• EXERCISE TASK: Copy each line exactly. Drop every picture.

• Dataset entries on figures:
++++++

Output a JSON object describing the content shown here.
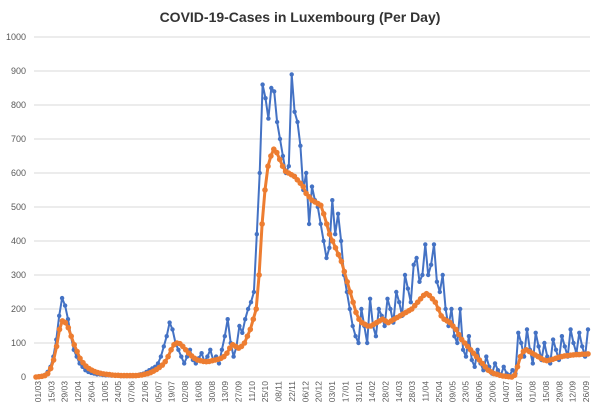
{
  "chart_data": {
    "type": "line",
    "title": "COVID-19-Cases in Luxembourg (Per Day)",
    "xlabel": "",
    "ylabel": "",
    "ylim": [
      0,
      1000
    ],
    "yticks": [
      0,
      100,
      200,
      300,
      400,
      500,
      600,
      700,
      800,
      900,
      1000
    ],
    "grid": true,
    "legend": "none",
    "xtick_labels": [
      "01/03",
      "15/03",
      "29/03",
      "12/04",
      "26/04",
      "10/05",
      "24/05",
      "07/06",
      "21/06",
      "05/07",
      "19/07",
      "02/08",
      "16/08",
      "30/08",
      "13/09",
      "27/09",
      "11/10",
      "25/10",
      "08/11",
      "22/11",
      "06/12",
      "20/12",
      "03/01",
      "17/01",
      "31/01",
      "14/02",
      "28/02",
      "14/03",
      "28/03",
      "11/04",
      "25/04",
      "09/05",
      "23/05",
      "06/06",
      "20/06",
      "04/07",
      "18/07",
      "01/08",
      "15/08",
      "29/08",
      "12/09",
      "26/09"
    ],
    "series": [
      {
        "color": "#4472c4",
        "marker": "circle",
        "values": [
          0,
          2,
          3,
          6,
          15,
          30,
          60,
          110,
          180,
          232,
          210,
          170,
          120,
          80,
          60,
          40,
          30,
          20,
          15,
          12,
          10,
          8,
          8,
          6,
          5,
          5,
          4,
          4,
          4,
          3,
          3,
          3,
          3,
          3,
          4,
          5,
          8,
          10,
          15,
          20,
          25,
          30,
          40,
          60,
          90,
          120,
          160,
          140,
          100,
          80,
          60,
          40,
          60,
          80,
          50,
          40,
          55,
          70,
          45,
          60,
          80,
          50,
          60,
          40,
          80,
          120,
          170,
          100,
          60,
          90,
          150,
          130,
          170,
          200,
          220,
          250,
          420,
          600,
          860,
          820,
          760,
          850,
          840,
          750,
          700,
          650,
          600,
          620,
          890,
          780,
          750,
          680,
          550,
          600,
          450,
          560,
          520,
          500,
          450,
          400,
          350,
          380,
          520,
          420,
          480,
          400,
          300,
          250,
          200,
          150,
          120,
          100,
          200,
          150,
          100,
          230,
          150,
          120,
          200,
          180,
          150,
          230,
          200,
          160,
          250,
          220,
          180,
          300,
          260,
          220,
          330,
          350,
          280,
          300,
          390,
          300,
          330,
          390,
          280,
          250,
          300,
          200,
          150,
          200,
          120,
          100,
          200,
          80,
          60,
          120,
          50,
          30,
          80,
          40,
          20,
          60,
          30,
          10,
          40,
          20,
          5,
          30,
          10,
          5,
          20,
          10,
          130,
          100,
          60,
          140,
          80,
          40,
          130,
          90,
          50,
          100,
          60,
          40,
          110,
          80,
          50,
          120,
          90,
          60,
          140,
          100,
          70,
          130,
          90,
          60,
          140
        ]
      },
      {
        "color": "#ed7d31",
        "marker": "circle",
        "values": [
          0,
          1,
          2,
          4,
          10,
          25,
          50,
          90,
          140,
          165,
          160,
          145,
          120,
          95,
          75,
          55,
          42,
          32,
          25,
          20,
          16,
          13,
          11,
          9,
          8,
          7,
          6,
          5,
          5,
          4,
          4,
          4,
          4,
          4,
          4,
          5,
          6,
          8,
          10,
          13,
          17,
          22,
          28,
          35,
          45,
          60,
          80,
          95,
          100,
          98,
          90,
          80,
          70,
          62,
          55,
          50,
          48,
          46,
          45,
          46,
          48,
          50,
          52,
          55,
          60,
          70,
          85,
          95,
          90,
          85,
          90,
          100,
          120,
          140,
          170,
          200,
          300,
          450,
          550,
          620,
          650,
          670,
          660,
          640,
          620,
          605,
          600,
          595,
          590,
          580,
          570,
          560,
          540,
          530,
          520,
          515,
          510,
          505,
          480,
          450,
          420,
          400,
          380,
          360,
          340,
          310,
          280,
          250,
          220,
          190,
          170,
          160,
          155,
          150,
          150,
          155,
          160,
          165,
          170,
          165,
          160,
          165,
          170,
          175,
          180,
          185,
          190,
          195,
          200,
          210,
          220,
          230,
          240,
          245,
          240,
          230,
          220,
          200,
          180,
          170,
          165,
          160,
          150,
          140,
          125,
          110,
          100,
          90,
          80,
          70,
          60,
          50,
          40,
          30,
          20,
          15,
          10,
          8,
          5,
          3,
          2,
          1,
          0,
          5,
          30,
          60,
          75,
          80,
          75,
          70,
          65,
          60,
          55,
          50,
          48,
          50,
          52,
          55,
          58,
          60,
          62,
          63,
          64,
          65,
          66,
          66,
          67,
          67,
          68
        ]
      }
    ]
  }
}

++++++

• COMPLETED TASK:
Output a JSON object describing the content shown here.
{
  "chart_data": {
    "type": "line",
    "title": "COVID-19-Cases in Luxembourg (Per Day)",
    "xlabel": "",
    "ylabel": "",
    "ylim": [
      0,
      1000
    ],
    "yticks": [
      0,
      100,
      200,
      300,
      400,
      500,
      600,
      700,
      800,
      900,
      1000
    ],
    "grid": true,
    "legend": "none",
    "xtick_labels": [
      "01/03",
      "15/03",
      "29/03",
      "12/04",
      "26/04",
      "10/05",
      "24/05",
      "07/06",
      "21/06",
      "05/07",
      "19/07",
      "02/08",
      "16/08",
      "30/08",
      "13/09",
      "27/09",
      "11/10",
      "25/10",
      "08/11",
      "22/11",
      "06/12",
      "20/12",
      "03/01",
      "17/01",
      "31/01",
      "14/02",
      "28/02",
      "14/03",
      "28/03",
      "11/04",
      "25/04",
      "09/05",
      "23/05",
      "06/06",
      "20/06",
      "04/07",
      "18/07",
      "01/08",
      "15/08",
      "29/08",
      "12/09",
      "26/09"
    ],
    "series": [
      {
        "color": "#4472c4",
        "marker": "circle",
        "values": [
          0,
          2,
          3,
          6,
          15,
          30,
          60,
          110,
          180,
          232,
          210,
          170,
          120,
          80,
          60,
          40,
          30,
          20,
          15,
          12,
          10,
          8,
          8,
          6,
          5,
          5,
          4,
          4,
          4,
          3,
          3,
          3,
          3,
          3,
          4,
          5,
          8,
          10,
          15,
          20,
          25,
          30,
          40,
          60,
          90,
          120,
          160,
          140,
          100,
          80,
          60,
          40,
          60,
          80,
          50,
          40,
          55,
          70,
          45,
          60,
          80,
          50,
          60,
          40,
          80,
          120,
          170,
          100,
          60,
          90,
          150,
          130,
          170,
          200,
          220,
          250,
          420,
          600,
          860,
          820,
          760,
          850,
          840,
          750,
          700,
          650,
          600,
          620,
          890,
          780,
          750,
          680,
          550,
          600,
          450,
          560,
          520,
          500,
          450,
          400,
          350,
          380,
          520,
          420,
          480,
          400,
          300,
          250,
          200,
          150,
          120,
          100,
          200,
          150,
          100,
          230,
          150,
          120,
          200,
          180,
          150,
          230,
          200,
          160,
          250,
          220,
          180,
          300,
          260,
          220,
          330,
          350,
          280,
          300,
          390,
          300,
          330,
          390,
          280,
          250,
          300,
          200,
          150,
          200,
          120,
          100,
          200,
          80,
          60,
          120,
          50,
          30,
          80,
          40,
          20,
          60,
          30,
          10,
          40,
          20,
          5,
          30,
          10,
          5,
          20,
          10,
          130,
          100,
          60,
          140,
          80,
          40,
          130,
          90,
          50,
          100,
          60,
          40,
          110,
          80,
          50,
          120,
          90,
          60,
          140,
          100,
          70,
          130,
          90,
          60,
          140
        ]
      },
      {
        "color": "#ed7d31",
        "marker": "circle",
        "values": [
          0,
          1,
          2,
          4,
          10,
          25,
          50,
          90,
          140,
          165,
          160,
          145,
          120,
          95,
          75,
          55,
          42,
          32,
          25,
          20,
          16,
          13,
          11,
          9,
          8,
          7,
          6,
          5,
          5,
          4,
          4,
          4,
          4,
          4,
          4,
          5,
          6,
          8,
          10,
          13,
          17,
          22,
          28,
          35,
          45,
          60,
          80,
          95,
          100,
          98,
          90,
          80,
          70,
          62,
          55,
          50,
          48,
          46,
          45,
          46,
          48,
          50,
          52,
          55,
          60,
          70,
          85,
          95,
          90,
          85,
          90,
          100,
          120,
          140,
          170,
          200,
          300,
          450,
          550,
          620,
          650,
          670,
          660,
          640,
          620,
          605,
          600,
          595,
          590,
          580,
          570,
          560,
          540,
          530,
          520,
          515,
          510,
          505,
          480,
          450,
          420,
          400,
          380,
          360,
          340,
          310,
          280,
          250,
          220,
          190,
          170,
          160,
          155,
          150,
          150,
          155,
          160,
          165,
          170,
          165,
          160,
          165,
          170,
          175,
          180,
          185,
          190,
          195,
          200,
          210,
          220,
          230,
          240,
          245,
          240,
          230,
          220,
          200,
          180,
          170,
          165,
          160,
          150,
          140,
          125,
          110,
          100,
          90,
          80,
          70,
          60,
          50,
          40,
          30,
          20,
          15,
          10,
          8,
          5,
          3,
          2,
          1,
          0,
          5,
          30,
          60,
          75,
          80,
          75,
          70,
          65,
          60,
          55,
          50,
          48,
          50,
          52,
          55,
          58,
          60,
          62,
          63,
          64,
          65,
          66,
          66,
          67,
          67,
          68
        ]
      }
    ]
  }
}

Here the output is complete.